**DIRECTION:**
Pull out each line of the records holding the string "fait".
● ● ● ● ● ● ●
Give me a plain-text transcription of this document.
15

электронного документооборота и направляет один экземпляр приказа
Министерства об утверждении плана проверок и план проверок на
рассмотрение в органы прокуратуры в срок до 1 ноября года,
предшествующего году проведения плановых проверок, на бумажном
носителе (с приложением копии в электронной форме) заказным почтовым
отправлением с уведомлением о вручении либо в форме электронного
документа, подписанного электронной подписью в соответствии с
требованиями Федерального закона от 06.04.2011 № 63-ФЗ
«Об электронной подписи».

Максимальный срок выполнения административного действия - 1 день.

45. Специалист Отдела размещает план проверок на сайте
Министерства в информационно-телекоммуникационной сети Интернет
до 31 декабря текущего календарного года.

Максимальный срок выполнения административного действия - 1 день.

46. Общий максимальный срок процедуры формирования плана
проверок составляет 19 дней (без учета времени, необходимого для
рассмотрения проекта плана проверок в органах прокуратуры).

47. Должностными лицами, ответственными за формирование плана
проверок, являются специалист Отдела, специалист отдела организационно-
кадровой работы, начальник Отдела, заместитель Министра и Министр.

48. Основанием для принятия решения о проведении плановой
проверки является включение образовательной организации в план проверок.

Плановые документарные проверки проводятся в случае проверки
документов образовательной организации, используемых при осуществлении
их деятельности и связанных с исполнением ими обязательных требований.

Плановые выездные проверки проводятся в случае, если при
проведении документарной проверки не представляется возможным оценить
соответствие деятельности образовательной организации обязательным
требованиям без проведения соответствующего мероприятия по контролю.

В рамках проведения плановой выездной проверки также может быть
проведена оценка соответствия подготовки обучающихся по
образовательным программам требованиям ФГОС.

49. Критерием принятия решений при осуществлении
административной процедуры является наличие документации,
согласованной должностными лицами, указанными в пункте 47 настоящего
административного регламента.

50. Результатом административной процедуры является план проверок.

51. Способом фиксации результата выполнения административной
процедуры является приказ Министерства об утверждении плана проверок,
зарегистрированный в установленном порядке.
● ● ● ● ● ● ●
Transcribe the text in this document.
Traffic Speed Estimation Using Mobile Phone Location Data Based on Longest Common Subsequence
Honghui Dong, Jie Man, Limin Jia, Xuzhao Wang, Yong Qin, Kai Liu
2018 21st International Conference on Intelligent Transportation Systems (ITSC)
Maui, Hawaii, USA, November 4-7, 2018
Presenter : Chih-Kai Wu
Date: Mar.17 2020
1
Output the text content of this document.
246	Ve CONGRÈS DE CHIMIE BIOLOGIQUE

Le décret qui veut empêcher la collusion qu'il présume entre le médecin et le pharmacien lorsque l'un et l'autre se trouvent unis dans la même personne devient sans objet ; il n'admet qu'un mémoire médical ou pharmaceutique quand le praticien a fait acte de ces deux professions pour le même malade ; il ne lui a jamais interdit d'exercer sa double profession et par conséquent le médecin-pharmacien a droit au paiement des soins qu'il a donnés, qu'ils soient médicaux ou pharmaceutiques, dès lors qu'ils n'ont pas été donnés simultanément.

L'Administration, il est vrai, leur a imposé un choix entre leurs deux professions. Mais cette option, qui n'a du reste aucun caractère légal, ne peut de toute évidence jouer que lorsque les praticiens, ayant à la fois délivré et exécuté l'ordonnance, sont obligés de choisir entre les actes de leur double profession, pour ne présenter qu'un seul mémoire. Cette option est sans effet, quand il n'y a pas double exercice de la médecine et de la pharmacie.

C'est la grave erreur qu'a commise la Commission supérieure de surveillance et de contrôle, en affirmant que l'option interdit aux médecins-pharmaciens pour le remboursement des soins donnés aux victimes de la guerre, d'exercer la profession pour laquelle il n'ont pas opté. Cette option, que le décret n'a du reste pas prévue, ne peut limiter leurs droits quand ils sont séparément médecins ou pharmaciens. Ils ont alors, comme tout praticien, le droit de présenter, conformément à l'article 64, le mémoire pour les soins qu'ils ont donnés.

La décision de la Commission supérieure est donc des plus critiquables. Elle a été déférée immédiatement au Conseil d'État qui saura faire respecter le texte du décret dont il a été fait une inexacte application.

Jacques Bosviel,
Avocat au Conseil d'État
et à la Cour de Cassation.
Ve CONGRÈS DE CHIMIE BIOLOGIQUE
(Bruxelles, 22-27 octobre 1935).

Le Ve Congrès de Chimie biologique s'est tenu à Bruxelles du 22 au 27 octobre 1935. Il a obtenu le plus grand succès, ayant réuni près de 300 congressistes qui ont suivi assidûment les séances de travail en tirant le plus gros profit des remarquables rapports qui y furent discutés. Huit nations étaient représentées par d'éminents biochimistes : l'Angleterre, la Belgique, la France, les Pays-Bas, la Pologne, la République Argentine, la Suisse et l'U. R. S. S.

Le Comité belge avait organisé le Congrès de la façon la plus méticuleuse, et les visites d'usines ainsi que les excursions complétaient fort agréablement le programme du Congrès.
● ● ● ● ● ● ●
**WRITTEN RESPONSE:**
Le décret qui veut empêcher la collusion qu'il présume entre le médecin et le pharmacien lorsque l'un et l'autre se trouvent unis dans la même personne devient sans objet ; il n'admet qu'un mémoire médical ou pharmaceutique quand le praticien a fait acte de ces deux professions pour le même malade ; il ne lui a jamais interdit d'exercer sa double profession et par conséquent le médecin-pharmacien a droit au paiement des soins qu'il a donnés, qu'ils soient médicaux ou pharmaceutiques, dès lors qu'ils n'ont pas été donnés simultanément.
La décision de la Commission supérieure est donc des plus critiquables. Elle a été déférée immédiatement au Conseil d'État qui saura faire respecter le texte du décret dont il a été fait une inexacte application.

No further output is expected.